_Work required:_
Pictures appear in the records below; write out everything else exactly.

****

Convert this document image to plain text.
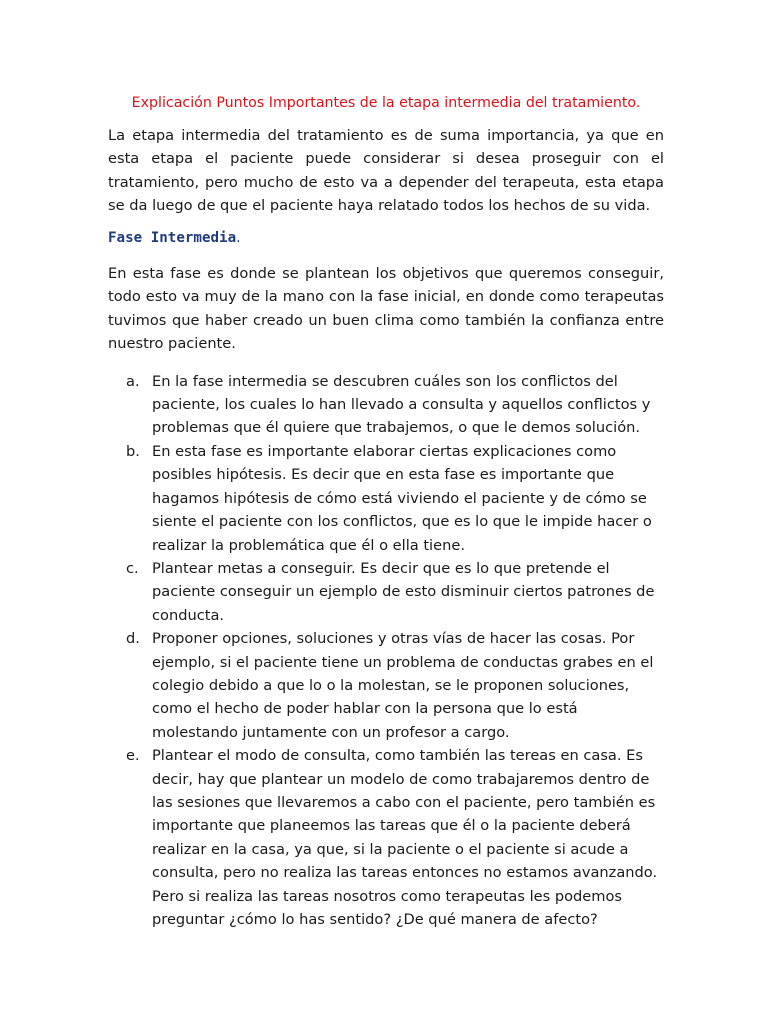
Explicación Puntos Importantes de la etapa intermedia del tratamiento.

La etapa intermedia del tratamiento es de suma importancia, ya que en esta etapa el paciente puede considerar si desea proseguir con el tratamiento, pero mucho de esto va a depender del terapeuta, esta etapa se da luego de que el paciente haya relatado todos los hechos de su vida.

Fase Intermedia.

En esta fase es donde se plantean los objetivos que queremos conseguir, todo esto va muy de la mano con la fase inicial, en donde como terapeutas tuvimos que haber creado un buen clima como también la confianza entre nuestro paciente.

a. En la fase intermedia se descubren cuáles son los conflictos del paciente, los cuales lo han llevado a consulta y aquellos conflictos y problemas que él quiere que trabajemos, o que le demos solución.
b. En esta fase es importante elaborar ciertas explicaciones como posibles hipótesis. Es decir que en esta fase es importante que hagamos hipótesis de cómo está viviendo el paciente y de cómo se siente el paciente con los conflictos, que es lo que le impide hacer o realizar la problemática que él o ella tiene.
c. Plantear metas a conseguir. Es decir que es lo que pretende el paciente conseguir un ejemplo de esto disminuir ciertos patrones de conducta.
d. Proponer opciones, soluciones y otras vías de hacer las cosas. Por ejemplo, si el paciente tiene un problema de conductas grabes en el colegio debido a que lo o la molestan, se le proponen soluciones, como el hecho de poder hablar con la persona que lo está molestando juntamente con un profesor a cargo.
e. Plantear el modo de consulta, como también las tereas en casa. Es decir, hay que plantear un modelo de como trabajaremos dentro de las sesiones que llevaremos a cabo con el paciente, pero también es importante que planeemos las tareas que él o la paciente deberá realizar en la casa, ya que, si la paciente o el paciente si acude a consulta, pero no realiza las tareas entonces no estamos avanzando. Pero si realiza las tareas nosotros como terapeutas les podemos preguntar ¿cómo lo has sentido? ¿De qué manera de afecto?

****

_Result for this task:_
Convert this document image to plain text.
Explicación Puntos Importantes de la etapa intermedia del tratamiento.

La etapa intermedia del tratamiento es de suma importancia, ya que en esta etapa el paciente puede considerar si desea proseguir con el tratamiento, pero mucho de esto va a depender del terapeuta, esta etapa se da luego de que el paciente haya relatado todos los hechos de su vida.

Fase Intermedia.

En esta fase es donde se plantean los objetivos que queremos conseguir, todo esto va muy de la mano con la fase inicial, en donde como terapeutas tuvimos que haber creado un buen clima como también la confianza entre nuestro paciente.

a. En la fase intermedia se descubren cuáles son los conflictos del paciente, los cuales lo han llevado a consulta y aquellos conflictos y problemas que él quiere que trabajemos, o que le demos solución.
b. En esta fase es importante elaborar ciertas explicaciones como posibles hipótesis. Es decir que en esta fase es importante que hagamos hipótesis de cómo está viviendo el paciente y de cómo se siente el paciente con los conflictos, que es lo que le impide hacer o realizar la problemática que él o ella tiene.
c. Plantear metas a conseguir. Es decir que es lo que pretende el paciente conseguir un ejemplo de esto disminuir ciertos patrones de conducta.
d. Proponer opciones, soluciones y otras vías de hacer las cosas. Por ejemplo, si el paciente tiene un problema de conductas grabes en el colegio debido a que lo o la molestan, se le proponen soluciones, como el hecho de poder hablar con la persona que lo está molestando juntamente con un profesor a cargo.
e. Plantear el modo de consulta, como también las tereas en casa. Es decir, hay que plantear un modelo de como trabajaremos dentro de las sesiones que llevaremos a cabo con el paciente, pero también es importante que planeemos las tareas que él o la paciente deberá realizar en la casa, ya que, si la paciente o el paciente si acude a consulta, pero no realiza las tareas entonces no estamos avanzando. Pero si realiza las tareas nosotros como terapeutas les podemos preguntar ¿cómo lo has sentido? ¿De qué manera de afecto?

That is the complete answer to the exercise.